**Instruction:** From the entries below, copy every line where the string "Enumerate" appears.

Start of Given data

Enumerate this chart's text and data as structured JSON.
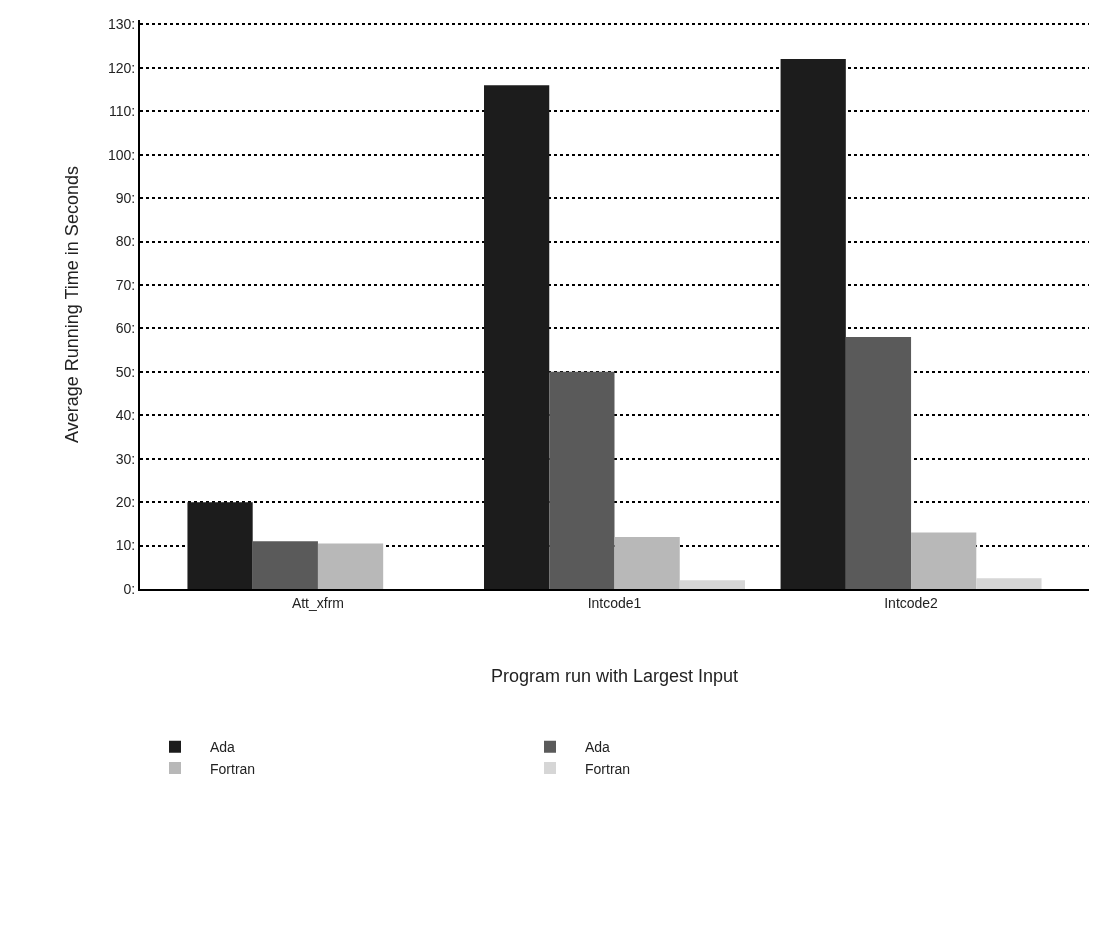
{
  "chart_data": {
    "type": "bar",
    "xlabel": "Program run with Largest Input",
    "ylabel": "Average Running Time in Seconds",
    "categories": [
      "Att_xfrm",
      "Intcode1",
      "Intcode2"
    ],
    "series": [
      {
        "name": "Ada",
        "color": "#1c1c1c",
        "values": [
          20,
          116,
          122
        ]
      },
      {
        "name": "Ada",
        "color": "#5a5a5a",
        "values": [
          11,
          50,
          58
        ]
      },
      {
        "name": "Fortran",
        "color": "#b8b8b8",
        "values": [
          10.5,
          12,
          13
        ]
      },
      {
        "name": "Fortran",
        "color": "#d6d6d6",
        "values": [
          null,
          2,
          2.5
        ]
      }
    ],
    "ylim": [
      0,
      131
    ],
    "yticks": [
      {
        "value": 0,
        "label": "0:"
      },
      {
        "value": 10,
        "label": "10:"
      },
      {
        "value": 20,
        "label": "20:"
      },
      {
        "value": 30,
        "label": "30:"
      },
      {
        "value": 40,
        "label": "40:"
      },
      {
        "value": 50,
        "label": "50:"
      },
      {
        "value": 60,
        "label": "60:"
      },
      {
        "value": 70,
        "label": "70:"
      },
      {
        "value": 80,
        "label": "80:"
      },
      {
        "value": 90,
        "label": "90:"
      },
      {
        "value": 100,
        "label": "100:"
      },
      {
        "value": 110,
        "label": "110:"
      },
      {
        "value": 120,
        "label": "120:"
      },
      {
        "value": 130,
        "label": "130:"
      }
    ],
    "grid": "y",
    "legend": "bottom"
  }
}
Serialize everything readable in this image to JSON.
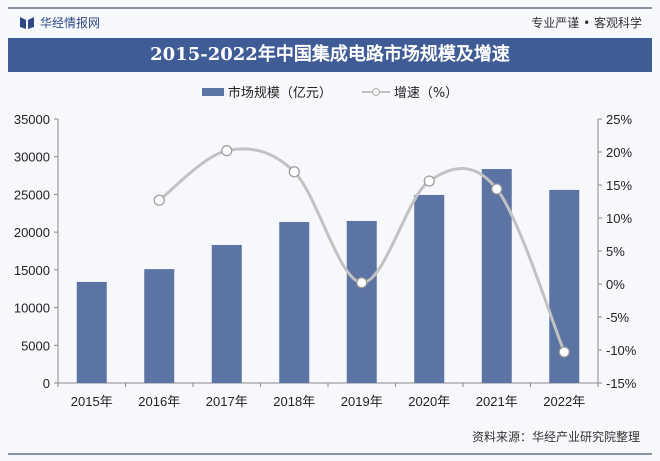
{
  "header": {
    "brand": "华经情报网",
    "motto": "专业严谨 • 客观科学"
  },
  "footer": {
    "source": "资料来源：华经产业研究院整理",
    "watermark": "华经产业研究院"
  },
  "colors": {
    "bar": "#5b74a3",
    "line": "#c2c2c2",
    "title_bg": "#3f5c96"
  },
  "chart_data": {
    "type": "bar+line",
    "title": "2015-2022年中国集成电路市场规模及增速",
    "categories": [
      "2015年",
      "2016年",
      "2017年",
      "2018年",
      "2019年",
      "2020年",
      "2021年",
      "2022年"
    ],
    "series": [
      {
        "name": "市场规模（亿元）",
        "type": "bar",
        "axis": "left",
        "values": [
          13400,
          15100,
          18300,
          21350,
          21480,
          24930,
          28370,
          25600
        ]
      },
      {
        "name": "增速（%）",
        "type": "line",
        "axis": "right",
        "values": [
          null,
          12.7,
          20.2,
          17.0,
          0.2,
          15.6,
          14.4,
          -10.3
        ]
      }
    ],
    "y_left": {
      "ylim": [
        0,
        35000
      ],
      "ticks": [
        "0",
        "5000",
        "10000",
        "15000",
        "20000",
        "25000",
        "30000",
        "35000"
      ]
    },
    "y_right": {
      "ylim": [
        -15,
        25
      ],
      "ticks": [
        "-15%",
        "-10%",
        "-5%",
        "0%",
        "5%",
        "10%",
        "15%",
        "20%",
        "25%"
      ]
    },
    "legend": "top",
    "grid": false
  }
}
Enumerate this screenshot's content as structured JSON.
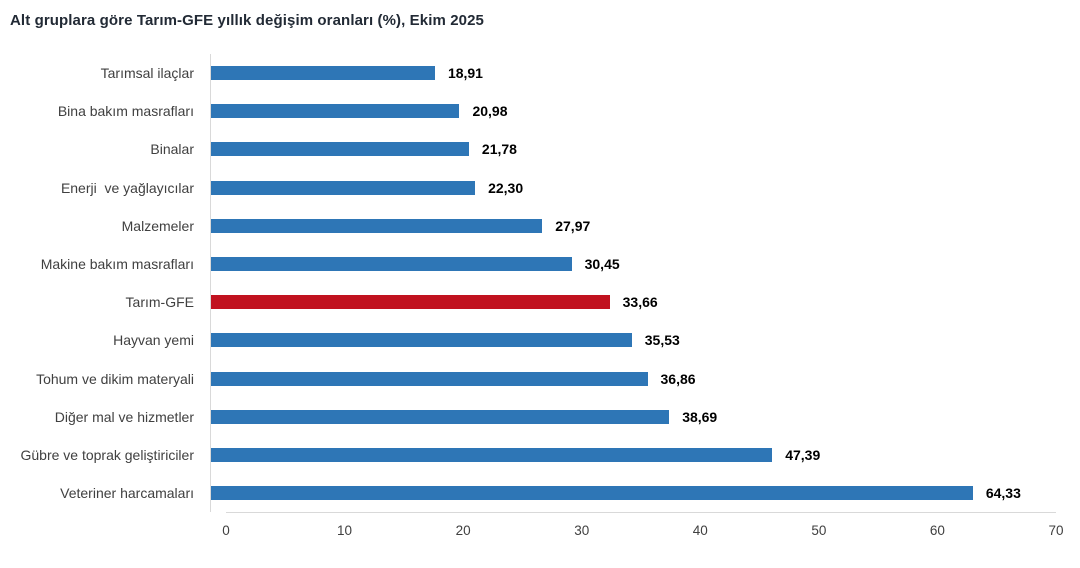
{
  "title": "Alt gruplara göre Tarım-GFE yıllık değişim oranları (%), Ekim 2025",
  "colors": {
    "bar": "#2E76B6",
    "highlight_bar": "#C1121F",
    "axis_line": "#D9D9D9",
    "title_text": "#222A35",
    "category_text": "#404040",
    "value_text": "#000000"
  },
  "chart_data": {
    "type": "bar",
    "orientation": "horizontal",
    "title": "Alt gruplara göre Tarım-GFE yıllık değişim oranları (%), Ekim 2025",
    "categories": [
      "Tarımsal ilaçlar",
      "Bina bakım masrafları",
      "Binalar",
      "Enerji  ve yağlayıcılar",
      "Malzemeler",
      "Makine bakım masrafları",
      "Tarım-GFE",
      "Hayvan yemi",
      "Tohum ve dikim materyali",
      "Diğer mal ve hizmetler",
      "Gübre ve toprak geliştiriciler",
      "Veteriner harcamaları"
    ],
    "values": [
      18.91,
      20.98,
      21.78,
      22.3,
      27.97,
      30.45,
      33.66,
      35.53,
      36.86,
      38.69,
      47.39,
      64.33
    ],
    "value_labels": [
      "18,91",
      "20,98",
      "21,78",
      "22,30",
      "27,97",
      "30,45",
      "33,66",
      "35,53",
      "36,86",
      "38,69",
      "47,39",
      "64,33"
    ],
    "highlight_index": 6,
    "highlight_category": "Tarım-GFE",
    "xlabel": "",
    "ylabel": "",
    "xlim": [
      0,
      70
    ],
    "xticks": [
      0,
      10,
      20,
      30,
      40,
      50,
      60,
      70
    ],
    "grid": false,
    "legend": false
  }
}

End of Given data

**Written reply:**
Enumerate this chart's text and data as structured JSON.
Enumerate this screenshot's content as structured JSON.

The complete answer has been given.